Return the full listing exactly as it is written.

## BEGIN Items

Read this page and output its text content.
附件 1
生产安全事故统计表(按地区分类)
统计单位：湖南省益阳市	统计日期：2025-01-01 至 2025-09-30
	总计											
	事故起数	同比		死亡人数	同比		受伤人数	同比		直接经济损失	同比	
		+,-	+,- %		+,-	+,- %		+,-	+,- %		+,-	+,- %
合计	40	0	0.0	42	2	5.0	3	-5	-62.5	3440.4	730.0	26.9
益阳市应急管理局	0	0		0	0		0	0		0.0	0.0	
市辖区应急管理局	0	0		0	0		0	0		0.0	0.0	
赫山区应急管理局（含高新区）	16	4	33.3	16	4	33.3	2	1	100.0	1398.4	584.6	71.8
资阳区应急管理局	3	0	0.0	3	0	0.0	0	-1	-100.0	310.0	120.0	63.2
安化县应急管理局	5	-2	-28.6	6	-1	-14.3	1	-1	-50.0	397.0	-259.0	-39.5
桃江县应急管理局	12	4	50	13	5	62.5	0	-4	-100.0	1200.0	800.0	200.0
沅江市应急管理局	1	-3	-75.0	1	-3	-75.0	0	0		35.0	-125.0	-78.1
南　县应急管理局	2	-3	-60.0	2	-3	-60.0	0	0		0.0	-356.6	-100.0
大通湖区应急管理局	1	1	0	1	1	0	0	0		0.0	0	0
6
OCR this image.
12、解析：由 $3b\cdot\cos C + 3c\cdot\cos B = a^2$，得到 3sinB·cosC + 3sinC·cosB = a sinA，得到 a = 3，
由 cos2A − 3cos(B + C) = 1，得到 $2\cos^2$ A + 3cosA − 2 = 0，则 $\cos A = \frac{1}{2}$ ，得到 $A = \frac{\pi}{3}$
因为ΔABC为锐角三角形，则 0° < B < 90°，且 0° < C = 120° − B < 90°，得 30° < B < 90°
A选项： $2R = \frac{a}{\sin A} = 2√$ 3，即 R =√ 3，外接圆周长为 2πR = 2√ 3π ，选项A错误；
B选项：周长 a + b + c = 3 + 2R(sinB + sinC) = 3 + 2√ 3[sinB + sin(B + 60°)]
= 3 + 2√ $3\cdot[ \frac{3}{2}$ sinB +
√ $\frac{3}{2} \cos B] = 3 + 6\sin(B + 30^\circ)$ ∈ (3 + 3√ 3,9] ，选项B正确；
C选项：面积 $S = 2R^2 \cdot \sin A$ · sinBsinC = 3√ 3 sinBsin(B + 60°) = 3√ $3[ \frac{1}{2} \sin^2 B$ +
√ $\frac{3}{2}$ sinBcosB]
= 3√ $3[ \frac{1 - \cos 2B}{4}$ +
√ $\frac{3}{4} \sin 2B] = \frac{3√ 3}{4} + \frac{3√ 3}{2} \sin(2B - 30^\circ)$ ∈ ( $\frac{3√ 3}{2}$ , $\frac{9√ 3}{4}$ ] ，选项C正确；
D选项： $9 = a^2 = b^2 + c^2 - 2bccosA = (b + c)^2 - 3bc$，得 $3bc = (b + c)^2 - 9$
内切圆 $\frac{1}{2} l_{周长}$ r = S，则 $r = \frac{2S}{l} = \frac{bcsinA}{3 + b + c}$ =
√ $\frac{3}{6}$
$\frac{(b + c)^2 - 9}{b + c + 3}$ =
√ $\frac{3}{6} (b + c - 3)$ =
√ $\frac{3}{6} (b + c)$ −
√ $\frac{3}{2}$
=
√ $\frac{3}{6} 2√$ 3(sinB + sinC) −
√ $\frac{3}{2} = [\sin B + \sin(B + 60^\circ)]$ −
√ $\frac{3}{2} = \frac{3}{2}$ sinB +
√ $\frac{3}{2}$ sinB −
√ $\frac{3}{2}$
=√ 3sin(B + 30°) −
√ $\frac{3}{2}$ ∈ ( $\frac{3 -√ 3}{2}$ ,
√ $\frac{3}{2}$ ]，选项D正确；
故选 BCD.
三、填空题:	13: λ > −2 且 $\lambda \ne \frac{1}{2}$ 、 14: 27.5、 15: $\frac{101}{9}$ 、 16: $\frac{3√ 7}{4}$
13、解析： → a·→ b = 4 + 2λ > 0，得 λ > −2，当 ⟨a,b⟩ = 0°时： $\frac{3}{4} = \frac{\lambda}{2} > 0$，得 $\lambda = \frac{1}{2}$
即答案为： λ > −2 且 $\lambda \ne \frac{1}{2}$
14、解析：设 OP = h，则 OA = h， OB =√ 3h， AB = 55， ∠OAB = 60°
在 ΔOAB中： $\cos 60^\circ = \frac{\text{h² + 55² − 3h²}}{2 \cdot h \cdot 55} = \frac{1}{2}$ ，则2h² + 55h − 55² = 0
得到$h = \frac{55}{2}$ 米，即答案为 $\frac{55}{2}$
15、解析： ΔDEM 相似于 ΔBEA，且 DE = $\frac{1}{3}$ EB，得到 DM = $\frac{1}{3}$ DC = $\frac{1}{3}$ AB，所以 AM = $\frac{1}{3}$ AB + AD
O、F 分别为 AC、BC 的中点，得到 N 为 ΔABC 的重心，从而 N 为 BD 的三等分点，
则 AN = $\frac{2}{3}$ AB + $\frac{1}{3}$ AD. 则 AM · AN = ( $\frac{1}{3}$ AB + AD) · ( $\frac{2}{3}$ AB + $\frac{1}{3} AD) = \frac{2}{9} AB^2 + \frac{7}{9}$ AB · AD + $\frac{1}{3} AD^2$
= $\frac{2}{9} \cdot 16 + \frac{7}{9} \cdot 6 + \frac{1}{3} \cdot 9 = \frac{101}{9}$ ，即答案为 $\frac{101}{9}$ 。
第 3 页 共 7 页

## END Items

* _Final answer_
Read this page and output its text content.
附件 1
生产安全事故统计表(按地区分类)
统计单位：湖南省益阳市	统计日期：2025-01-01 至 2025-09-30
	总计											
	事故起数	同比		死亡人数	同比		受伤人数	同比		直接经济损失	同比	
		+,-	+,- %		+,-	+,- %		+,-	+,- %		+,-	+,- %
合计	40	0	0.0	42	2	5.0	3	-5	-62.5	3440.4	730.0	26.9
益阳市应急管理局	0	0		0	0		0	0		0.0	0.0	
市辖区应急管理局	0	0		0	0		0	0		0.0	0.0	
赫山区应急管理局（含高新区）	16	4	33.3	16	4	33.3	2	1	100.0	1398.4	584.6	71.8
资阳区应急管理局	3	0	0.0	3	0	0.0	0	-1	-100.0	310.0	120.0	63.2
安化县应急管理局	5	-2	-28.6	6	-1	-14.3	1	-1	-50.0	397.0	-259.0	-39.5
桃江县应急管理局	12	4	50	13	5	62.5	0	-4	-100.0	1200.0	800.0	200.0
沅江市应急管理局	1	-3	-75.0	1	-3	-75.0	0	0		35.0	-125.0	-78.1
南　县应急管理局	2	-3	-60.0	2	-3	-60.0	0	0		0.0	-356.6	-100.0
大通湖区应急管理局	1	1	0	1	1	0	0	0		0.0	0	0
6
OCR this image.
12、解析：由 $3b\cdot\cos C + 3c\cdot\cos B = a^2$，得到 3sinB·cosC + 3sinC·cosB = a sinA，得到 a = 3，
由 cos2A − 3cos(B + C) = 1，得到 $2\cos^2$ A + 3cosA − 2 = 0，则 $\cos A = \frac{1}{2}$ ，得到 $A = \frac{\pi}{3}$
因为ΔABC为锐角三角形，则 0° < B < 90°，且 0° < C = 120° − B < 90°，得 30° < B < 90°
A选项： $2R = \frac{a}{\sin A} = 2√$ 3，即 R =√ 3，外接圆周长为 2πR = 2√ 3π ，选项A错误；
B选项：周长 a + b + c = 3 + 2R(sinB + sinC) = 3 + 2√ 3[sinB + sin(B + 60°)]
= 3 + 2√ $3\cdot[ \frac{3}{2}$ sinB +
√ $\frac{3}{2} \cos B] = 3 + 6\sin(B + 30^\circ)$ ∈ (3 + 3√ 3,9] ，选项B正确；
C选项：面积 $S = 2R^2 \cdot \sin A$ · sinBsinC = 3√ 3 sinBsin(B + 60°) = 3√ $3[ \frac{1}{2} \sin^2 B$ +
√ $\frac{3}{2}$ sinBcosB]
= 3√ $3[ \frac{1 - \cos 2B}{4}$ +
√ $\frac{3}{4} \sin 2B] = \frac{3√ 3}{4} + \frac{3√ 3}{2} \sin(2B - 30^\circ)$ ∈ ( $\frac{3√ 3}{2}$ , $\frac{9√ 3}{4}$ ] ，选项C正确；
D选项： $9 = a^2 = b^2 + c^2 - 2bccosA = (b + c)^2 - 3bc$，得 $3bc = (b + c)^2 - 9$
内切圆 $\frac{1}{2} l_{周长}$ r = S，则 $r = \frac{2S}{l} = \frac{bcsinA}{3 + b + c}$ =
√ $\frac{3}{6}$
$\frac{(b + c)^2 - 9}{b + c + 3}$ =
√ $\frac{3}{6} (b + c - 3)$ =
√ $\frac{3}{6} (b + c)$ −
√ $\frac{3}{2}$
=
√ $\frac{3}{6} 2√$ 3(sinB + sinC) −
√ $\frac{3}{2} = [\sin B + \sin(B + 60^\circ)]$ −
√ $\frac{3}{2} = \frac{3}{2}$ sinB +
√ $\frac{3}{2}$ sinB −
√ $\frac{3}{2}$
=√ 3sin(B + 30°) −
√ $\frac{3}{2}$ ∈ ( $\frac{3 -√ 3}{2}$ ,
√ $\frac{3}{2}$ ]，选项D正确；
故选 BCD.
三、填空题:	13: λ > −2 且 $\lambda \ne \frac{1}{2}$ 、 14: 27.5、 15: $\frac{101}{9}$ 、 16: $\frac{3√ 7}{4}$
13、解析： → a·→ b = 4 + 2λ > 0，得 λ > −2，当 ⟨a,b⟩ = 0°时： $\frac{3}{4} = \frac{\lambda}{2} > 0$，得 $\lambda = \frac{1}{2}$
即答案为： λ > −2 且 $\lambda \ne \frac{1}{2}$
14、解析：设 OP = h，则 OA = h， OB =√ 3h， AB = 55， ∠OAB = 60°
在 ΔOAB中： $\cos 60^\circ = \frac{\text{h² + 55² − 3h²}}{2 \cdot h \cdot 55} = \frac{1}{2}$ ，则2h² + 55h − 55² = 0
得到$h = \frac{55}{2}$ 米，即答案为 $\frac{55}{2}$
15、解析： ΔDEM 相似于 ΔBEA，且 DE = $\frac{1}{3}$ EB，得到 DM = $\frac{1}{3}$ DC = $\frac{1}{3}$ AB，所以 AM = $\frac{1}{3}$ AB + AD
O、F 分别为 AC、BC 的中点，得到 N 为 ΔABC 的重心，从而 N 为 BD 的三等分点，
则 AN = $\frac{2}{3}$ AB + $\frac{1}{3}$ AD. 则 AM · AN = ( $\frac{1}{3}$ AB + AD) · ( $\frac{2}{3}$ AB + $\frac{1}{3} AD) = \frac{2}{9} AB^2 + \frac{7}{9}$ AB · AD + $\frac{1}{3} AD^2$
= $\frac{2}{9} \cdot 16 + \frac{7}{9} \cdot 6 + \frac{1}{3} \cdot 9 = \frac{101}{9}$ ，即答案为 $\frac{101}{9}$ 。
第 3 页 共 7 页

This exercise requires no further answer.